Raw records
-.-.-

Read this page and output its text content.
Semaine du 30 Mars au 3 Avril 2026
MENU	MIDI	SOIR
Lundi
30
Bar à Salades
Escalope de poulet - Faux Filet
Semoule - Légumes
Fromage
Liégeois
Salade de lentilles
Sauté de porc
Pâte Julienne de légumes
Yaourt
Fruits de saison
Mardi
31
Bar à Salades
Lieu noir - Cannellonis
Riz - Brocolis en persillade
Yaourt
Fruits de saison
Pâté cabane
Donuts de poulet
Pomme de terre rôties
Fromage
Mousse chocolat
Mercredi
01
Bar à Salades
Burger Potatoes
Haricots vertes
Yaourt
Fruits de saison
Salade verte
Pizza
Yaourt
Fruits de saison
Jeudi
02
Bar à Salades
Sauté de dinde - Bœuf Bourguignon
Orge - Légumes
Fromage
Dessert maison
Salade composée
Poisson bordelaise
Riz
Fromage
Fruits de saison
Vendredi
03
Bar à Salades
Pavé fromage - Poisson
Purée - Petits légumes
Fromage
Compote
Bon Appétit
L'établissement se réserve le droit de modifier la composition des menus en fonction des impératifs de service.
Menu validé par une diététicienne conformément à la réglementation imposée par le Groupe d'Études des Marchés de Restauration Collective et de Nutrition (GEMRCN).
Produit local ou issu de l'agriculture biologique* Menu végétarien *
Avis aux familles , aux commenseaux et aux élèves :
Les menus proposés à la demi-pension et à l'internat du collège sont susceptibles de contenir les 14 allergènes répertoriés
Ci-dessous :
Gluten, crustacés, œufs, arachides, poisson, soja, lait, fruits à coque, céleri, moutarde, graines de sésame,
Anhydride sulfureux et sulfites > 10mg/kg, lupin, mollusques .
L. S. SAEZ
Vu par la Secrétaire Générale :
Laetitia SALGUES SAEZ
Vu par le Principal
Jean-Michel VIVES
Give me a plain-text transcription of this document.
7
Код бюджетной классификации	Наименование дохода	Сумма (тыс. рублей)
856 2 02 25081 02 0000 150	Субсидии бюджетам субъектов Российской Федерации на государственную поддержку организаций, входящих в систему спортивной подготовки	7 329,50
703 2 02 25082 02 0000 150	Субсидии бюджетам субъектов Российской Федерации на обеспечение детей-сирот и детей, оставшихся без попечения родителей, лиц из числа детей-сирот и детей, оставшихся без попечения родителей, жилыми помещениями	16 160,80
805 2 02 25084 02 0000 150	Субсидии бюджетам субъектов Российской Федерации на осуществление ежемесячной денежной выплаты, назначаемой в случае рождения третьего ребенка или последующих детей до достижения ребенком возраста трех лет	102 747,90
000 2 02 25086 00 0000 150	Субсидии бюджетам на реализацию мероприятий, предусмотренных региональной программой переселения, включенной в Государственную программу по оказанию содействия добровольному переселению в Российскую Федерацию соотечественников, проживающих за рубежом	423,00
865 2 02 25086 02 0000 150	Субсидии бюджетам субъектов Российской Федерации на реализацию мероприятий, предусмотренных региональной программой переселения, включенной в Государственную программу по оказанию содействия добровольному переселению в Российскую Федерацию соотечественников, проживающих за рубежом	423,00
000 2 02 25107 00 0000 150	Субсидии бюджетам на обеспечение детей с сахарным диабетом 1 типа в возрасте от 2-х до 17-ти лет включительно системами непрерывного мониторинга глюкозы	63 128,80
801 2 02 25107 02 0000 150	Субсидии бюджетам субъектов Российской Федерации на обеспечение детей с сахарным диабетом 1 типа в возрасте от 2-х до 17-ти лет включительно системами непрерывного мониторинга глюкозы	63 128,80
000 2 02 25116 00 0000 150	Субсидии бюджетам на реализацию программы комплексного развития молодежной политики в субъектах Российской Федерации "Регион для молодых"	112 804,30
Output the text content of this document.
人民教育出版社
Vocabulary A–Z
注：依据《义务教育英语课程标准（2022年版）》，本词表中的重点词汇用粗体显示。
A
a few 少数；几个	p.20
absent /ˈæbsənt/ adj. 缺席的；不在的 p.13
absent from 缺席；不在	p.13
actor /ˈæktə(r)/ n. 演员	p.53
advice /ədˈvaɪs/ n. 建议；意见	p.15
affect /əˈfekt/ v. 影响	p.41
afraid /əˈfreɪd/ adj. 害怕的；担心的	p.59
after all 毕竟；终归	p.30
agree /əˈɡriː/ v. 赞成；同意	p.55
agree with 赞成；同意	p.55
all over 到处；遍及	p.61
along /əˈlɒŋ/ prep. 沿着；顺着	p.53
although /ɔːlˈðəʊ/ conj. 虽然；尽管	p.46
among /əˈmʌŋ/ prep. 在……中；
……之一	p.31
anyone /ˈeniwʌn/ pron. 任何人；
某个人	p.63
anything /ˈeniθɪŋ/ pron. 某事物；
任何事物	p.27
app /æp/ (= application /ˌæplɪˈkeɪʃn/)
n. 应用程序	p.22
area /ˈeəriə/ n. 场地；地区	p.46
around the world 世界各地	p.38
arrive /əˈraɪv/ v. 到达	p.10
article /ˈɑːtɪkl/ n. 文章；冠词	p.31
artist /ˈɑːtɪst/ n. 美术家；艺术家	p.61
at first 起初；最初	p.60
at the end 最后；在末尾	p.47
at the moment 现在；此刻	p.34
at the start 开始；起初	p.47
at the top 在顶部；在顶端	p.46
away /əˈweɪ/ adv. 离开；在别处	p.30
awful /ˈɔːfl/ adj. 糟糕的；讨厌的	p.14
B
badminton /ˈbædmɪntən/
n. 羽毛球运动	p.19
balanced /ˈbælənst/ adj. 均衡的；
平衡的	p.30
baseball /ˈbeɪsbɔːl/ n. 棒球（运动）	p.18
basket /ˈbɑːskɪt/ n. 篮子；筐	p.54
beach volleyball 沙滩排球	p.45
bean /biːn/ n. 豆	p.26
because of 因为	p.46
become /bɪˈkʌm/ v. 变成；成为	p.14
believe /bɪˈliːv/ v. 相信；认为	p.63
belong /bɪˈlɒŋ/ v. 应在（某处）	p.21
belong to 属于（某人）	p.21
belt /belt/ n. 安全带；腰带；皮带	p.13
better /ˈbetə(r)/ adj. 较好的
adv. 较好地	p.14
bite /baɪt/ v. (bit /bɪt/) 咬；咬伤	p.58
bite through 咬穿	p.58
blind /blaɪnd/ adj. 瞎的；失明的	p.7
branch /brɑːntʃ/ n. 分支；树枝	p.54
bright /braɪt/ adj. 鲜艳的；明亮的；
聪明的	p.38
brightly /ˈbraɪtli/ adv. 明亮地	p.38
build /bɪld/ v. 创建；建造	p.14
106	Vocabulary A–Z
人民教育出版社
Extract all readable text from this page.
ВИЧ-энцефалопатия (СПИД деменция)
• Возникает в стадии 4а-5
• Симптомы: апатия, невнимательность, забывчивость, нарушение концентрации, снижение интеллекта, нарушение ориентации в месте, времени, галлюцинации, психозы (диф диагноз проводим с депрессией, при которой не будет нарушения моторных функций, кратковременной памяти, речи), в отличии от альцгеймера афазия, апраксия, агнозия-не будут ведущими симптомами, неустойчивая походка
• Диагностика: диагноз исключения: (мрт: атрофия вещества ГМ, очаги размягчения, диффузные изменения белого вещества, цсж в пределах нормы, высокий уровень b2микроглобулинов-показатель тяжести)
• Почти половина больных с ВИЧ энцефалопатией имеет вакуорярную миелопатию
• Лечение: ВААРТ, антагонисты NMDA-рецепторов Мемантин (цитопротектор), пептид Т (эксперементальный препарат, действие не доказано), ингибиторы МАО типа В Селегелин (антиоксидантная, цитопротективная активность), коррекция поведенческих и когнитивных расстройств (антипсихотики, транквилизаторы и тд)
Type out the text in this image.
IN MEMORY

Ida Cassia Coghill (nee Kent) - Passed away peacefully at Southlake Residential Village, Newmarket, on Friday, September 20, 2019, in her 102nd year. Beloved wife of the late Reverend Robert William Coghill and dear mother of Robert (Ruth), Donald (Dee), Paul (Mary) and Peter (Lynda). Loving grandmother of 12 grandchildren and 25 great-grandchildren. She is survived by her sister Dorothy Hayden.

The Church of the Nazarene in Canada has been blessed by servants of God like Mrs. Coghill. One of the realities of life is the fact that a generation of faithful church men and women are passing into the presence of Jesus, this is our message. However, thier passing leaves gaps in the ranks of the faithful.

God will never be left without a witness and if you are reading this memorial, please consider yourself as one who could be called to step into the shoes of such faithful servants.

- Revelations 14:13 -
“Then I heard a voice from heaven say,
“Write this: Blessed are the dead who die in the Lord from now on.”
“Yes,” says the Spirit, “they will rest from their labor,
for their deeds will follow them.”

-.-.-

● Aim: Copy out each line that contains the word "рубежом".

● Result:
000 2 02 25086 00 0000 150	Субсидии бюджетам на реализацию мероприятий, предусмотренных региональной программой переселения, включенной в Государственную программу по оказанию содействия добровольному переселению в Российскую Федерацию соотечественников, проживающих за рубежом	423,00
865 2 02 25086 02 0000 150	Субсидии бюджетам субъектов Российской Федерации на реализацию мероприятий, предусмотренных региональной программой переселения, включенной в Государственную программу по оказанию содействия добровольному переселению в Российскую Федерацию соотечественников, проживающих за рубежом	423,00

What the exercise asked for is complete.